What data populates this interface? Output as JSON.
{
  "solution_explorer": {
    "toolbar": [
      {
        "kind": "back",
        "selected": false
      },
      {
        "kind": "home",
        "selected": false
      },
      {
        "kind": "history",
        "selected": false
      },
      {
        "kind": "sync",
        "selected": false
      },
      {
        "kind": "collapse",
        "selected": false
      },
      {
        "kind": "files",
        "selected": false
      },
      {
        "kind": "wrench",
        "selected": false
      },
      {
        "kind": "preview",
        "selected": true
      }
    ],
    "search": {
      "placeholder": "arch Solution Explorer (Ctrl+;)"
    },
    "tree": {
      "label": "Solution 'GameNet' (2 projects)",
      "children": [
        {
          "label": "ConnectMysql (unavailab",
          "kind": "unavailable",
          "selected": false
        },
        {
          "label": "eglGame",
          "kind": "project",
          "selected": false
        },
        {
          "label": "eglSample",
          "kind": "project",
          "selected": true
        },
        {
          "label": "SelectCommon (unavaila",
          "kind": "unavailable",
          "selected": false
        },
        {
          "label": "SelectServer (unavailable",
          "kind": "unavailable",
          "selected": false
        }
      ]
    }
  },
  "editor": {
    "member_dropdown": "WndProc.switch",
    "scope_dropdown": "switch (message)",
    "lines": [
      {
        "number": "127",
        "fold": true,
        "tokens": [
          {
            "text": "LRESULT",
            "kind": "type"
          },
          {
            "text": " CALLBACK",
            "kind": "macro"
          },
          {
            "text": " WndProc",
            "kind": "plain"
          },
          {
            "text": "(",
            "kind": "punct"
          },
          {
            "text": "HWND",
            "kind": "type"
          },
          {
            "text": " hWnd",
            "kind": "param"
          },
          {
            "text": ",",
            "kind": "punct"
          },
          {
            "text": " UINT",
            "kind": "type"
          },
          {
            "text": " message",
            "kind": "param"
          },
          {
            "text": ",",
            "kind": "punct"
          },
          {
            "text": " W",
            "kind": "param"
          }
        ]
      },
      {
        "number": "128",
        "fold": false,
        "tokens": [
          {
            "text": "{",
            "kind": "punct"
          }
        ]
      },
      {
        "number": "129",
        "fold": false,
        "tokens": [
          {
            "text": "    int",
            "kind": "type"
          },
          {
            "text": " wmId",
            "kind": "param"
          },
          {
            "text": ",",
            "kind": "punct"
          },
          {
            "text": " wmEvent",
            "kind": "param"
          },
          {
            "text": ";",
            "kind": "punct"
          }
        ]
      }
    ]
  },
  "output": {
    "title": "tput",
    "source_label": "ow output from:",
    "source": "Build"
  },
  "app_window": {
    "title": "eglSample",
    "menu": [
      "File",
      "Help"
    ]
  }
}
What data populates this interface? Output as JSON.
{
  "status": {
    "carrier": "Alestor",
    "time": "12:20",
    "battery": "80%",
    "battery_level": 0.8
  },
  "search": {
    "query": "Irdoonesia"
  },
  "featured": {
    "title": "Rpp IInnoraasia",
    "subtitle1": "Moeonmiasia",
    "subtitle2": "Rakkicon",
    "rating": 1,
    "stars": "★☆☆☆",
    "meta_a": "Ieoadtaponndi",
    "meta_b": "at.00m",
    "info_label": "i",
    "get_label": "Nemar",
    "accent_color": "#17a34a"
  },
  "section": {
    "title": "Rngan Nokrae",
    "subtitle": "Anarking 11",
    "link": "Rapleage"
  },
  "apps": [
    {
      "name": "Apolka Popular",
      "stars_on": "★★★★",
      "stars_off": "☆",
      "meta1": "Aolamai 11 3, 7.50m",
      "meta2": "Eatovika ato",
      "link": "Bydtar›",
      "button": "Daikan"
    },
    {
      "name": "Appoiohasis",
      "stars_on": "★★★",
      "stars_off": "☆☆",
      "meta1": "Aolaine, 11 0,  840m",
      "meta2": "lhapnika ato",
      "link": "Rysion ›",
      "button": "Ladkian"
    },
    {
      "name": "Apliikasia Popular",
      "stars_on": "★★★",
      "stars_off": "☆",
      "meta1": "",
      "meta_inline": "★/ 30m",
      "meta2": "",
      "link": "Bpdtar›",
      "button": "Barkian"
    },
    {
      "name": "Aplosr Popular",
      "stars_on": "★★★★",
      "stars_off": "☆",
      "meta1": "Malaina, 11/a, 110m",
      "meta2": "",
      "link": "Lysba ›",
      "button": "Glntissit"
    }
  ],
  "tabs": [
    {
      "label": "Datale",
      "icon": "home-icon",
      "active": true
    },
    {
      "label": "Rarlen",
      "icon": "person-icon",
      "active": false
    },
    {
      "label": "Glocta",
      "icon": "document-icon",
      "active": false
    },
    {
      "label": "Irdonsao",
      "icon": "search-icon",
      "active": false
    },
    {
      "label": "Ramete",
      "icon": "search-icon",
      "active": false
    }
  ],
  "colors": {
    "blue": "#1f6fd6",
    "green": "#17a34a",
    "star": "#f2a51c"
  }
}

■ ■ ■ ■ ■

=== What to work on ===
Tally the lines in the records above that contain the word "button", and give only that number.

=== Output below ===
4